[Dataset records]
---
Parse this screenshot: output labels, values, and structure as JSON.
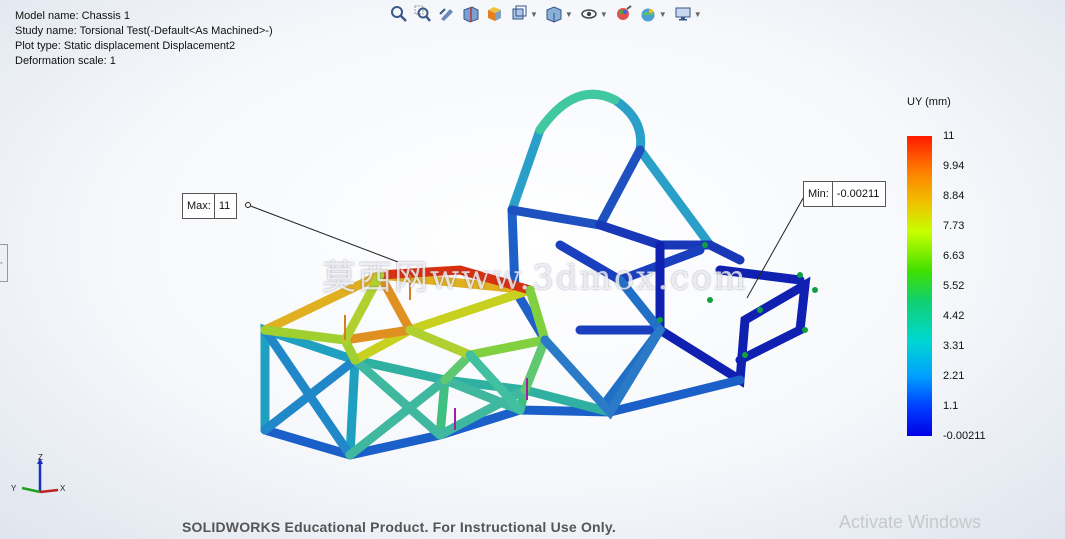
{
  "info": {
    "model": "Model name: Chassis 1",
    "study": "Study name: Torsional Test(-Default<As Machined>-)",
    "plot": "Plot type: Static displacement Displacement2",
    "deformation": "Deformation scale: 1"
  },
  "toolbar": {
    "icons": [
      "zoom-to-fit-icon",
      "zoom-to-area-icon",
      "previous-view-icon",
      "section-view-icon",
      "view-selector-icon",
      "view-orientation-icon",
      "display-style-icon",
      "hide-show-items-icon",
      "edit-appearance-icon",
      "apply-scene-icon",
      "view-settings-icon"
    ]
  },
  "legend": {
    "title": "UY (mm)",
    "ticks": [
      "11",
      "9.94",
      "8.84",
      "7.73",
      "6.63",
      "5.52",
      "4.42",
      "3.31",
      "2.21",
      "1.1",
      "-0.00211"
    ],
    "colors": {
      "max": "#ff1a00",
      "mid": "#40e000",
      "min": "#0000e6"
    }
  },
  "max_callout": {
    "label": "Max:",
    "value": "11"
  },
  "min_callout": {
    "label": "Min:",
    "value": "-0.00211"
  },
  "watermark": "莫西网www.3dmox.com",
  "triad": {
    "x": "X",
    "y": "Y",
    "z": "Z"
  },
  "footer": "SOLIDWORKS Educational Product. For Instructional Use Only.",
  "activate": "Activate Windows"
}
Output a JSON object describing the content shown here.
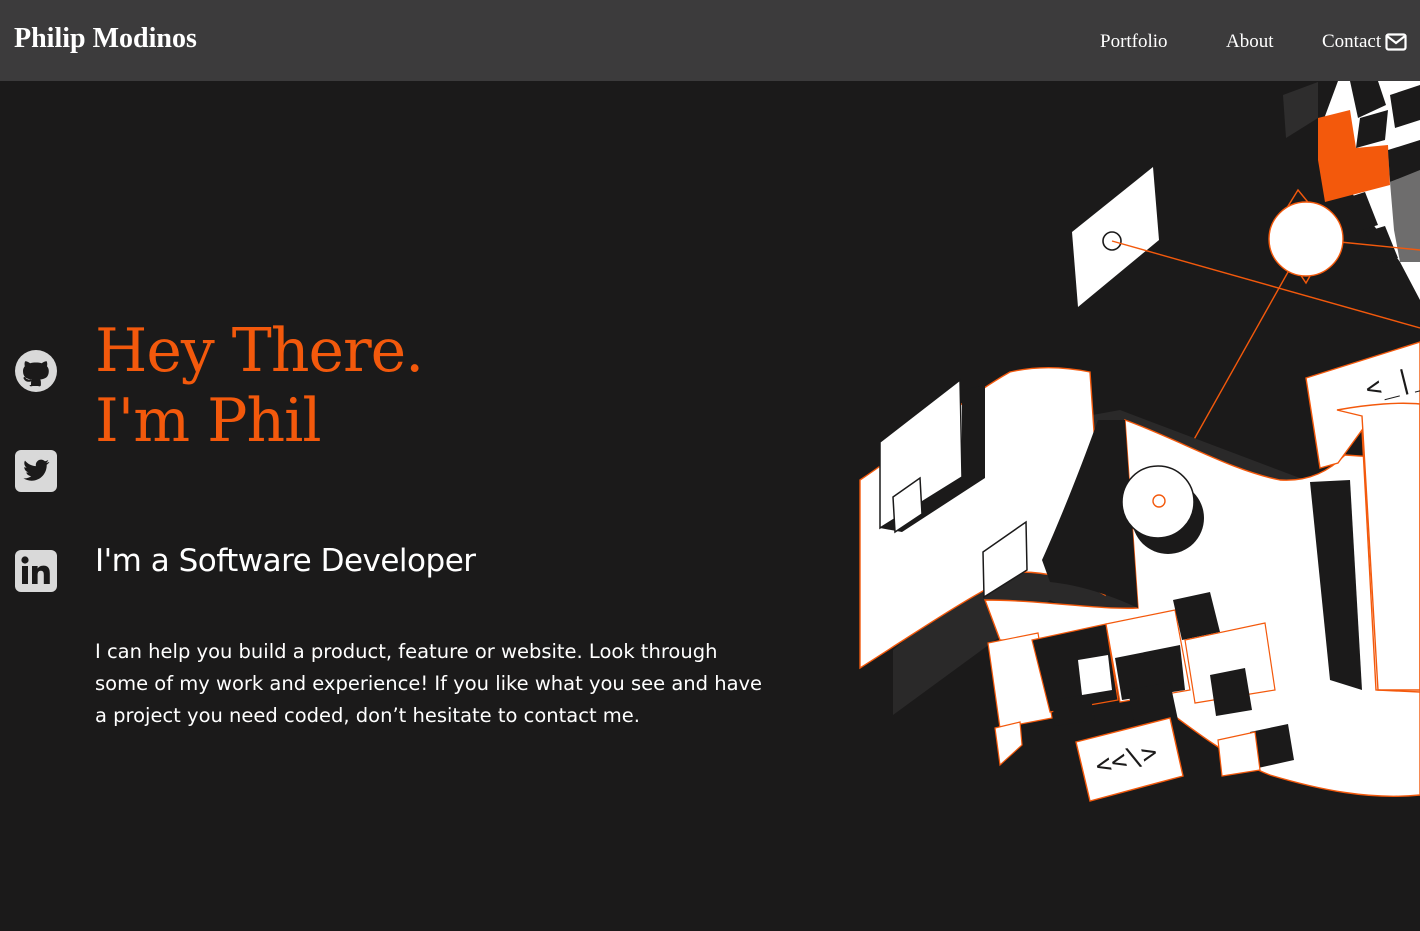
---
**SET TASK:** The lines to collect are those holding the string "JSON"; copy them all.

**ANSWER TO THE TASK:**
Parse this screenshot: output labels, values, and structure as JSON.
Output a JSON object describing the content shown here.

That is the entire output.